> Problem to solve
In the following material, identify every line holding the string "家族荣耀" and return it.

═════ Supplied records ═════

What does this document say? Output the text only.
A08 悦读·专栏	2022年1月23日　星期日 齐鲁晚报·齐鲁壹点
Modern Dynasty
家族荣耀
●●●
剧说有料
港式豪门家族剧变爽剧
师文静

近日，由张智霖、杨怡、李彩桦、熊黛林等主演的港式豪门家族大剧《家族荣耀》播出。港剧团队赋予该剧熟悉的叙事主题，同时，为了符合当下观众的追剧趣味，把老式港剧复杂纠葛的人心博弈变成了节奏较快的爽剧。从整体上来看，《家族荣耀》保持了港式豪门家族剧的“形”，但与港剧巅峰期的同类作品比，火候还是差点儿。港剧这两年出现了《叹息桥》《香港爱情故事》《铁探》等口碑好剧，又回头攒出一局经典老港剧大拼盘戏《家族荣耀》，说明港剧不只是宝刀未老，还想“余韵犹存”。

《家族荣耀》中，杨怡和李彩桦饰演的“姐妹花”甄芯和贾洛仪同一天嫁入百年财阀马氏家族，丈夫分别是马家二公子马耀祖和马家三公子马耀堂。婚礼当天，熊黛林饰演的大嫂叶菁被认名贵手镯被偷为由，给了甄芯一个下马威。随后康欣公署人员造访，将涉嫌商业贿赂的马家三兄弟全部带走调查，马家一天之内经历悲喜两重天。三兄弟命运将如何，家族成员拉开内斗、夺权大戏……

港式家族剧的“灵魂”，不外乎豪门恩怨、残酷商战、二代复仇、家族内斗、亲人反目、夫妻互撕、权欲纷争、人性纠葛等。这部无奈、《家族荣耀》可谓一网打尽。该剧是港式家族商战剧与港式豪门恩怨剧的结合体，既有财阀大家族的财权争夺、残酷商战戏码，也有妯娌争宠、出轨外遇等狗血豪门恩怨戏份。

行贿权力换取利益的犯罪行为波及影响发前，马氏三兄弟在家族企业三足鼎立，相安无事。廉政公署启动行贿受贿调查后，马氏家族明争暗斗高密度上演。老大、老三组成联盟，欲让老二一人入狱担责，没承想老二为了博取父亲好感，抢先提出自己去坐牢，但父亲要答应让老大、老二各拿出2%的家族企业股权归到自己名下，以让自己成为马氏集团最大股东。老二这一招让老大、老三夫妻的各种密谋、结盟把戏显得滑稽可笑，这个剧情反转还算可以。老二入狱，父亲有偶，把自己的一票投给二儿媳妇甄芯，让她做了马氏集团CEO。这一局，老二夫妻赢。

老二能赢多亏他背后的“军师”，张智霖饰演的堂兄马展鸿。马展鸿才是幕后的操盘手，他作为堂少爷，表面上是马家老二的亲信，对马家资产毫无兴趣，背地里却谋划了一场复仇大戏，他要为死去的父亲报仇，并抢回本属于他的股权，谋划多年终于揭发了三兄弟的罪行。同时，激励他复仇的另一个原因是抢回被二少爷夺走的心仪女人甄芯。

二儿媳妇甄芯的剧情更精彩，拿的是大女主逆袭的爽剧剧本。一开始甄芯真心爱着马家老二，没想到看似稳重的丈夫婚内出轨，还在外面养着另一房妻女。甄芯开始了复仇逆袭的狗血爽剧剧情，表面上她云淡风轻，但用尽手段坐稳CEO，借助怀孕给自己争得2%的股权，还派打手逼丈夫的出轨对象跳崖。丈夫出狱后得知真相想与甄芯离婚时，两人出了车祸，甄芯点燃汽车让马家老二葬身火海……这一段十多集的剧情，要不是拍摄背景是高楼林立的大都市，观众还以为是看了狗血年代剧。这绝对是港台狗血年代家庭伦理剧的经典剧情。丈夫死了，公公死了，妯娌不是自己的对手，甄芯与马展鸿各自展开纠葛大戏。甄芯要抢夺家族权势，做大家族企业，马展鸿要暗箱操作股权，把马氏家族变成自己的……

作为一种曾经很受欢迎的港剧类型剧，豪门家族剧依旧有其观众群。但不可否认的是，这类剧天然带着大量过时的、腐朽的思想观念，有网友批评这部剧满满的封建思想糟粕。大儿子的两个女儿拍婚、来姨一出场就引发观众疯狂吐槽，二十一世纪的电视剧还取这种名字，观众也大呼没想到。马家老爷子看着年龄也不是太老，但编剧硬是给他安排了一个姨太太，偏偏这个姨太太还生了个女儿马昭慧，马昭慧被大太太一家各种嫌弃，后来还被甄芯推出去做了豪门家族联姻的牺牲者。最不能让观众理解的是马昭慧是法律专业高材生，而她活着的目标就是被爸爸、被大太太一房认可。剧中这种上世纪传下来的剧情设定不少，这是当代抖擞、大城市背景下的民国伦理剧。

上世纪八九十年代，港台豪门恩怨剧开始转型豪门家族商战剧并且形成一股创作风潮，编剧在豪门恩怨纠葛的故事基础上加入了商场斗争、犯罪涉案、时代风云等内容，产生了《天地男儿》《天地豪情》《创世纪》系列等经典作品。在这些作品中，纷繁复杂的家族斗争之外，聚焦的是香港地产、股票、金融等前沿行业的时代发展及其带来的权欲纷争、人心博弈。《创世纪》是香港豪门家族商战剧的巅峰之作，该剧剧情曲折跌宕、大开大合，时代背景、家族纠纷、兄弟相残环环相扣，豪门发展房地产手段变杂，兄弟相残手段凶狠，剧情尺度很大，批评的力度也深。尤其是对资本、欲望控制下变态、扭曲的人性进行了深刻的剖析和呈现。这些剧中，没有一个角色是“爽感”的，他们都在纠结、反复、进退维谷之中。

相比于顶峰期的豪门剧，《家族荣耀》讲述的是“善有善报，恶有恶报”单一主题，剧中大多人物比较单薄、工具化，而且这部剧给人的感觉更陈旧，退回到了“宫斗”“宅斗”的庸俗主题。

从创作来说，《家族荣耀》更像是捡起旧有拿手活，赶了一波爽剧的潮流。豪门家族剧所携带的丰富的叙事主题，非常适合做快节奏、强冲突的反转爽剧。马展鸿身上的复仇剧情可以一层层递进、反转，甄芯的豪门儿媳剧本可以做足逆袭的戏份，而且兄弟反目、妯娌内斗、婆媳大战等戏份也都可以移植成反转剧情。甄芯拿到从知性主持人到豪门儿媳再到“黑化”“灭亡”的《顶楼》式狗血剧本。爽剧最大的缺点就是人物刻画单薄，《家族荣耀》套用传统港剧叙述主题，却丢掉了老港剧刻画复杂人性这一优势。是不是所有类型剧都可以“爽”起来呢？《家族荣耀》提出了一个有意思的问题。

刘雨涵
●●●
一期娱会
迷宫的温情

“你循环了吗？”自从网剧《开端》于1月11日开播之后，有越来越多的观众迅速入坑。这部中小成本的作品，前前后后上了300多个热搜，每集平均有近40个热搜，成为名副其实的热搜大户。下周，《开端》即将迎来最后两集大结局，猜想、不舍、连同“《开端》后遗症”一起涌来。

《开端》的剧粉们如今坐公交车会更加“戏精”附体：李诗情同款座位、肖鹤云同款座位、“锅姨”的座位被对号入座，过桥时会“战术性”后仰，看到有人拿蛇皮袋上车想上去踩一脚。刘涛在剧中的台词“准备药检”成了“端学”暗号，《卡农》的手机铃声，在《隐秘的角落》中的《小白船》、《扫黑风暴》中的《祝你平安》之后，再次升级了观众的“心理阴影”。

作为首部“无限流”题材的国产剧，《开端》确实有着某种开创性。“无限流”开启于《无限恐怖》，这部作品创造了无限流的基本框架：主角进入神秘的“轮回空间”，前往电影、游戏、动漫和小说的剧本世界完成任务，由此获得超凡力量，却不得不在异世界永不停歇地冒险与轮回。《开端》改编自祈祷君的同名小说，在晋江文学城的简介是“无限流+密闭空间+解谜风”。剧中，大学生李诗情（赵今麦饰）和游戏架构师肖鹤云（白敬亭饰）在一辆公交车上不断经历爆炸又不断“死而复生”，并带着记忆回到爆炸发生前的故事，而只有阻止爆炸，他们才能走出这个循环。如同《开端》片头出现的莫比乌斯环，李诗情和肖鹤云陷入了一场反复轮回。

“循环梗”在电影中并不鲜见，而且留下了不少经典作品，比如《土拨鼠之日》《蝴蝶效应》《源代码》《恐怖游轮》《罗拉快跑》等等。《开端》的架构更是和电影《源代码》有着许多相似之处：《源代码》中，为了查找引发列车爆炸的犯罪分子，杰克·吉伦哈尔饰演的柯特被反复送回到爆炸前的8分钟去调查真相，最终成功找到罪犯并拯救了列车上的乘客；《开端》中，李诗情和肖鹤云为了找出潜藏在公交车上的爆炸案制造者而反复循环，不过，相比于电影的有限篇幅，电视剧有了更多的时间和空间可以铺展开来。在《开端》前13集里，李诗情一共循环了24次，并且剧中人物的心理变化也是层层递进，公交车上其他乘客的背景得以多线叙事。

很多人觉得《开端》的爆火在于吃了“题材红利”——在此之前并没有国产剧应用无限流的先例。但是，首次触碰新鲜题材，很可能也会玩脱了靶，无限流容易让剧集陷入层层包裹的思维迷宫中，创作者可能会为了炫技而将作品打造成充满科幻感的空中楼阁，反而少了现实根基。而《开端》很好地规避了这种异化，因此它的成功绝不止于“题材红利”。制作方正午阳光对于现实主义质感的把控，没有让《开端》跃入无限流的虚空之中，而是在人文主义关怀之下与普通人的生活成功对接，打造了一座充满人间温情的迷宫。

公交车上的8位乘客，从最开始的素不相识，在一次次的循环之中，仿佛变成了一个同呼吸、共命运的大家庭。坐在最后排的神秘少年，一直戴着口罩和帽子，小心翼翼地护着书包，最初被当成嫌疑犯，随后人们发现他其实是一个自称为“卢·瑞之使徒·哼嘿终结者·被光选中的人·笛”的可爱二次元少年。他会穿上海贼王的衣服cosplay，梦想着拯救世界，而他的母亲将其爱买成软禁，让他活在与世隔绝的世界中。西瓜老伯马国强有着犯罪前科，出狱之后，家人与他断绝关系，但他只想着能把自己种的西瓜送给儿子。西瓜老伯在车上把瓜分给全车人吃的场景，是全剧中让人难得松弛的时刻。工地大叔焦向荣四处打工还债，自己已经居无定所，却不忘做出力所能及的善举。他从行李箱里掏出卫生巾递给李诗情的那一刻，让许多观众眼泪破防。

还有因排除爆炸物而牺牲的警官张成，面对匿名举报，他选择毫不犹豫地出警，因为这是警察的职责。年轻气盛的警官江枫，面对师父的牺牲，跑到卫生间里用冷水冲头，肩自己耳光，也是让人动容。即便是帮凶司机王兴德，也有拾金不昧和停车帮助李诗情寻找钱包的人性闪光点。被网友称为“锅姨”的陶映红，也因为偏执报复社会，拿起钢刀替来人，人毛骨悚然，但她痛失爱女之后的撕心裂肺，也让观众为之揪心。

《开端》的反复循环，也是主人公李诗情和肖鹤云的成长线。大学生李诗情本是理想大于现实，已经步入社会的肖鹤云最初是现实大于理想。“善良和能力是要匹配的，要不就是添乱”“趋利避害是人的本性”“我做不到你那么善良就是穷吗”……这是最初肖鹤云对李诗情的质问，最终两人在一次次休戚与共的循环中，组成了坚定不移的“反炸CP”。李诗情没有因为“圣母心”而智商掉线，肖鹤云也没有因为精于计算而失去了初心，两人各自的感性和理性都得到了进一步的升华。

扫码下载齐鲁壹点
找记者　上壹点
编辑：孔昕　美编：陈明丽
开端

═════

> Response
家族荣耀
近日，由张智霖、杨怡、李彩桦、熊黛林等主演的港式豪门家族大剧《家族荣耀》播出。港剧团队赋予该剧熟悉的叙事主题，同时，为了符合当下观众的追剧趣味，把老式港剧复杂纠葛的人心博弈变成了节奏较快的爽剧。从整体上来看，《家族荣耀》保持了港式豪门家族剧的“形”，但与港剧巅峰期的同类作品比，火候还是差点儿。港剧这两年出现了《叹息桥》《香港爱情故事》《铁探》等口碑好剧，又回头攒出一局经典老港剧大拼盘戏《家族荣耀》，说明港剧不只是宝刀未老，还想“余韵犹存”。
《家族荣耀》中，杨怡和李彩桦饰演的“姐妹花”甄芯和贾洛仪同一天嫁入百年财阀马氏家族，丈夫分别是马家二公子马耀祖和马家三公子马耀堂。婚礼当天，熊黛林饰演的大嫂叶菁被认名贵手镯被偷为由，给了甄芯一个下马威。随后康欣公署人员造访，将涉嫌商业贿赂的马家三兄弟全部带走调查，马家一天之内经历悲喜两重天。三兄弟命运将如何，家族成员拉开内斗、夺权大戏……
港式家族剧的“灵魂”，不外乎豪门恩怨、残酷商战、二代复仇、家族内斗、亲人反目、夫妻互撕、权欲纷争、人性纠葛等。这部无奈、《家族荣耀》可谓一网打尽。该剧是港式家族商战剧与港式豪门恩怨剧的结合体，既有财阀大家族的财权争夺、残酷商战戏码，也有妯娌争宠、出轨外遇等狗血豪门恩怨戏份。
相比于顶峰期的豪门剧，《家族荣耀》讲述的是“善有善报，恶有恶报”单一主题，剧中大多人物比较单薄、工具化，而且这部剧给人的感觉更陈旧，退回到了“宫斗”“宅斗”的庸俗主题。
从创作来说，《家族荣耀》更像是捡起旧有拿手活，赶了一波爽剧的潮流。豪门家族剧所携带的丰富的叙事主题，非常适合做快节奏、强冲突的反转爽剧。马展鸿身上的复仇剧情可以一层层递进、反转，甄芯的豪门儿媳剧本可以做足逆袭的戏份，而且兄弟反目、妯娌内斗、婆媳大战等戏份也都可以移植成反转剧情。甄芯拿到从知性主持人到豪门儿媳再到“黑化”“灭亡”的《顶楼》式狗血剧本。爽剧最大的缺点就是人物刻画单薄，《家族荣耀》套用传统港剧叙述主题，却丢掉了老港剧刻画复杂人性这一优势。是不是所有类型剧都可以“爽”起来呢？《家族荣耀》提出了一个有意思的问题。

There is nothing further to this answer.